= Data entries =
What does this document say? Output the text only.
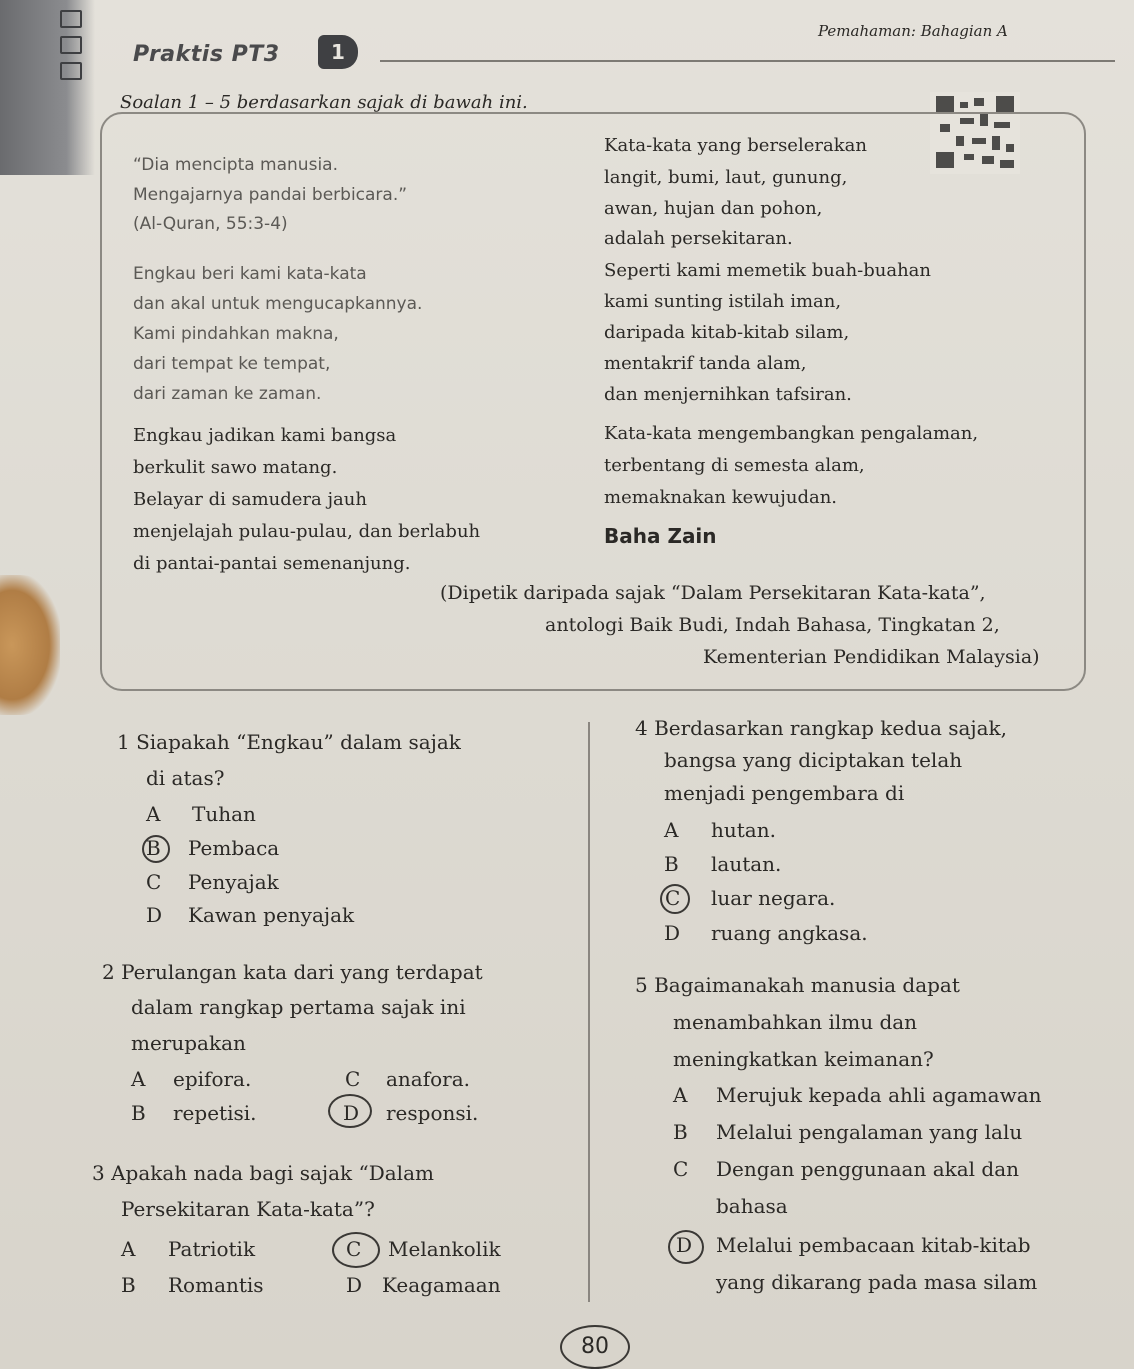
Praktis PT3	1
Pemahaman: Bahagian A
Soalan 1 – 5 berdasarkan sajak di bawah ini.
“Dia mencipta manusia.
Mengajarnya pandai berbicara.”
(Al-Quran, 55:3-4)
Engkau beri kami kata-kata
dan akal untuk mengucapkannya.
Kami pindahkan makna,
dari tempat ke tempat,
dari zaman ke zaman.
Engkau jadikan kami bangsa
berkulit sawo matang.
Belayar di samudera jauh
menjelajah pulau-pulau, dan berlabuh
di pantai-pantai semenanjung.
Kata-kata yang berselerakan
langit, bumi, laut, gunung,
awan, hujan dan pohon,
adalah persekitaran.
Seperti kami memetik buah-buahan
kami sunting istilah iman,
daripada kitab-kitab silam,
mentakrif tanda alam,
dan menjernihkan tafsiran.
Kata-kata mengembangkan pengalaman,
terbentang di semesta alam,
memaknakan kewujudan.
Baha Zain
(Dipetik daripada sajak “Dalam Persekitaran Kata-kata”,
antologi Baik Budi, Indah Bahasa, Tingkatan 2,
Kementerian Pendidikan Malaysia)
1 Siapakah “Engkau” dalam sajak
di atas?
A Tuhan
B Pembaca
C Penyajak
D Kawan penyajak
2 Perulangan kata dari yang terdapat
dalam rangkap pertama sajak ini
merupakan
A epifora.
B repetisi.
C anafora.
D responsi.
3 Apakah nada bagi sajak “Dalam
Persekitaran Kata-kata”?
A Patriotik
B Romantis
C Melankolik
D Keagamaan
4 Berdasarkan rangkap kedua sajak,
bangsa yang diciptakan telah
menjadi pengembara di
A hutan.
B lautan.
C luar negara.
D ruang angkasa.
5 Bagaimanakah manusia dapat
menambahkan ilmu dan
meningkatkan keimanan?
A Merujuk kepada ahli agamawan
B Melalui pengalaman yang lalu
C Dengan penggunaan akal dan
bahasa
D Melalui pembacaan kitab-kitab
yang dikarang pada masa silam
80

= To do =
Quote the records in their entirety, keeping the wording exact and excluding pictures.

= Answer to the task =
What does this document say? Output the text only.
Praktis PT3	1
Pemahaman: Bahagian A
Soalan 1 – 5 berdasarkan sajak di bawah ini.
“Dia mencipta manusia.
Mengajarnya pandai berbicara.”
(Al-Quran, 55:3-4)
Engkau beri kami kata-kata
dan akal untuk mengucapkannya.
Kami pindahkan makna,
dari tempat ke tempat,
dari zaman ke zaman.
Engkau jadikan kami bangsa
berkulit sawo matang.
Belayar di samudera jauh
menjelajah pulau-pulau, dan berlabuh
di pantai-pantai semenanjung.
Kata-kata yang berselerakan
langit, bumi, laut, gunung,
awan, hujan dan pohon,
adalah persekitaran.
Seperti kami memetik buah-buahan
kami sunting istilah iman,
daripada kitab-kitab silam,
mentakrif tanda alam,
dan menjernihkan tafsiran.
Kata-kata mengembangkan pengalaman,
terbentang di semesta alam,
memaknakan kewujudan.
Baha Zain
(Dipetik daripada sajak “Dalam Persekitaran Kata-kata”,
antologi Baik Budi, Indah Bahasa, Tingkatan 2,
Kementerian Pendidikan Malaysia)
1 Siapakah “Engkau” dalam sajak
di atas?
A Tuhan
B Pembaca
C Penyajak
D Kawan penyajak
2 Perulangan kata dari yang terdapat
dalam rangkap pertama sajak ini
merupakan
A epifora.
B repetisi.
C anafora.
D responsi.
3 Apakah nada bagi sajak “Dalam
Persekitaran Kata-kata”?
A Patriotik
B Romantis
C Melankolik
D Keagamaan
4 Berdasarkan rangkap kedua sajak,
bangsa yang diciptakan telah
menjadi pengembara di
A hutan.
B lautan.
C luar negara.
D ruang angkasa.
5 Bagaimanakah manusia dapat
menambahkan ilmu dan
meningkatkan keimanan?
A Merujuk kepada ahli agamawan
B Melalui pengalaman yang lalu
C Dengan penggunaan akal dan
bahasa
D Melalui pembacaan kitab-kitab
yang dikarang pada masa silam
80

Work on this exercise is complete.